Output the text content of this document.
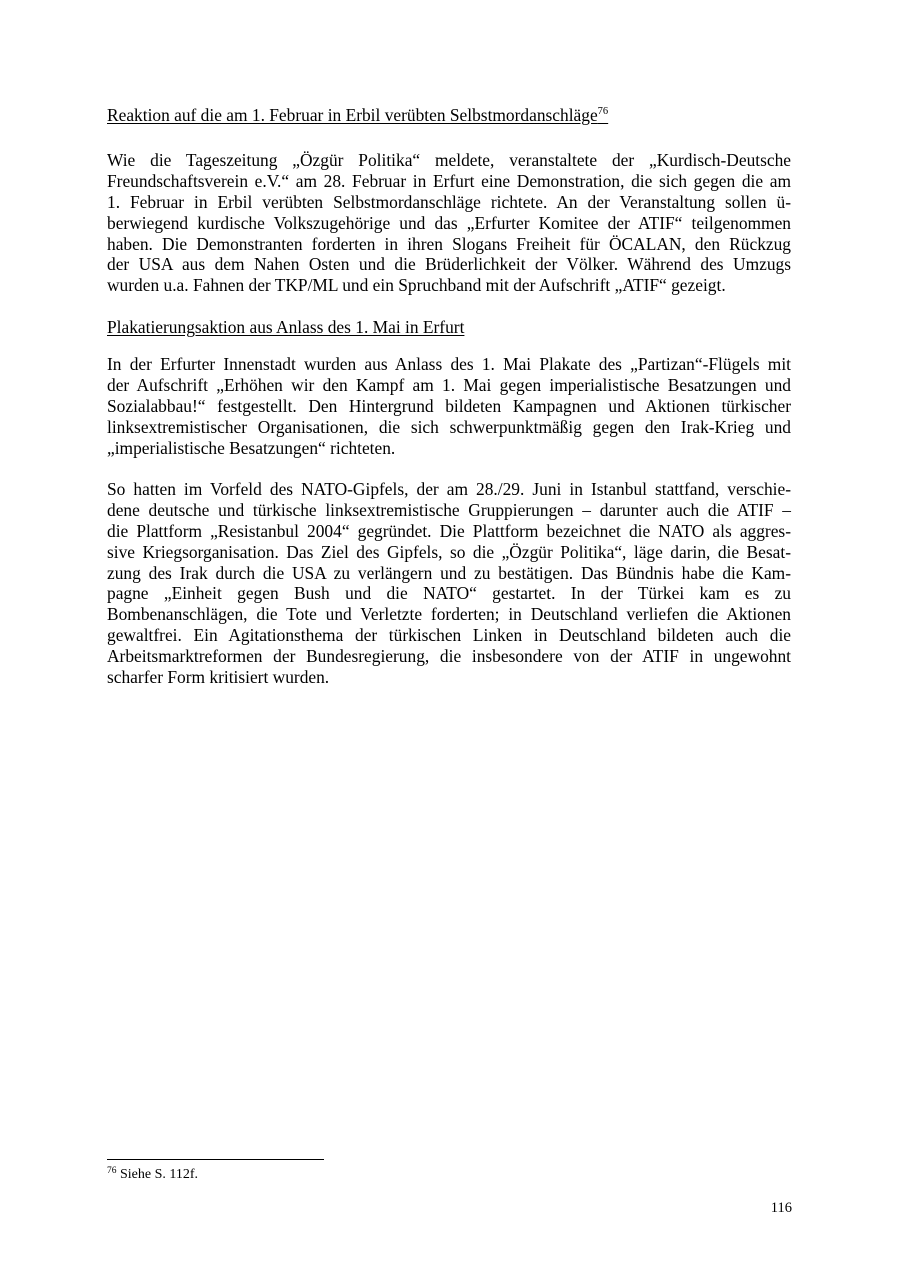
Reaktion auf die am 1. Februar in Erbil verübten Selbstmordanschläge$^{76}$
Wie die Tageszeitung „Özgür Politika“ meldete, veranstaltete der „Kurdisch-Deutsche
Freundschaftsverein e.V.“ am 28. Februar in Erfurt eine Demonstration, die sich gegen die am
1. Februar in Erbil verübten Selbstmordanschläge richtete. An der Veranstaltung sollen ü-
berwiegend kurdische Volkszugehörige und das „Erfurter Komitee der ATIF“ teilgenommen
haben. Die Demonstranten forderten in ihren Slogans Freiheit für ÖCALAN, den Rückzug
der USA aus dem Nahen Osten und die Brüderlichkeit der Völker. Während des Umzugs
wurden u.a. Fahnen der TKP/ML und ein Spruchband mit der Aufschrift „ATIF“ gezeigt.
Plakatierungsaktion aus Anlass des 1. Mai in Erfurt
In der Erfurter Innenstadt wurden aus Anlass des 1. Mai Plakate des „Partizan“-Flügels mit
der Aufschrift „Erhöhen wir den Kampf am 1. Mai gegen imperialistische Besatzungen und
Sozialabbau!“ festgestellt. Den Hintergrund bildeten Kampagnen und Aktionen türkischer
linksextremistischer Organisationen, die sich schwerpunktmäßig gegen den Irak-Krieg und
„imperialistische Besatzungen“ richteten.
So hatten im Vorfeld des NATO-Gipfels, der am 28./29. Juni in Istanbul stattfand, verschie-
dene deutsche und türkische linksextremistische Gruppierungen – darunter auch die ATIF –
die Plattform „Resistanbul 2004“ gegründet. Die Plattform bezeichnet die NATO als aggres-
sive Kriegsorganisation. Das Ziel des Gipfels, so die „Özgür Politika“, läge darin, die Besat-
zung des Irak durch die USA zu verlängern und zu bestätigen. Das Bündnis habe die Kam-
pagne „Einheit gegen Bush und die NATO“ gestartet. In der Türkei kam es zu
Bombenanschlägen, die Tote und Verletzte forderten; in Deutschland verliefen die Aktionen
gewaltfrei. Ein Agitationsthema der türkischen Linken in Deutschland bildeten auch die
Arbeitsmarktreformen der Bundesregierung, die insbesondere von der ATIF in ungewohnt
scharfer Form kritisiert wurden.
$^{76}$ Siehe S. 112f.
116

------------

• [What is required]: Where the material above includes pictures, omit them and retype everything else exactly.

• [Your response]:
Output the text content of this document.
Reaktion auf die am 1. Februar in Erbil verübten Selbstmordanschläge$^{76}$
Wie die Tageszeitung „Özgür Politika“ meldete, veranstaltete der „Kurdisch-Deutsche
Freundschaftsverein e.V.“ am 28. Februar in Erfurt eine Demonstration, die sich gegen die am
1. Februar in Erbil verübten Selbstmordanschläge richtete. An der Veranstaltung sollen ü-
berwiegend kurdische Volkszugehörige und das „Erfurter Komitee der ATIF“ teilgenommen
haben. Die Demonstranten forderten in ihren Slogans Freiheit für ÖCALAN, den Rückzug
der USA aus dem Nahen Osten und die Brüderlichkeit der Völker. Während des Umzugs
wurden u.a. Fahnen der TKP/ML und ein Spruchband mit der Aufschrift „ATIF“ gezeigt.
Plakatierungsaktion aus Anlass des 1. Mai in Erfurt
In der Erfurter Innenstadt wurden aus Anlass des 1. Mai Plakate des „Partizan“-Flügels mit
der Aufschrift „Erhöhen wir den Kampf am 1. Mai gegen imperialistische Besatzungen und
Sozialabbau!“ festgestellt. Den Hintergrund bildeten Kampagnen und Aktionen türkischer
linksextremistischer Organisationen, die sich schwerpunktmäßig gegen den Irak-Krieg und
„imperialistische Besatzungen“ richteten.
So hatten im Vorfeld des NATO-Gipfels, der am 28./29. Juni in Istanbul stattfand, verschie-
dene deutsche und türkische linksextremistische Gruppierungen – darunter auch die ATIF –
die Plattform „Resistanbul 2004“ gegründet. Die Plattform bezeichnet die NATO als aggres-
sive Kriegsorganisation. Das Ziel des Gipfels, so die „Özgür Politika“, läge darin, die Besat-
zung des Irak durch die USA zu verlängern und zu bestätigen. Das Bündnis habe die Kam-
pagne „Einheit gegen Bush und die NATO“ gestartet. In der Türkei kam es zu
Bombenanschlägen, die Tote und Verletzte forderten; in Deutschland verliefen die Aktionen
gewaltfrei. Ein Agitationsthema der türkischen Linken in Deutschland bildeten auch die
Arbeitsmarktreformen der Bundesregierung, die insbesondere von der ATIF in ungewohnt
scharfer Form kritisiert wurden.
$^{76}$ Siehe S. 112f.
116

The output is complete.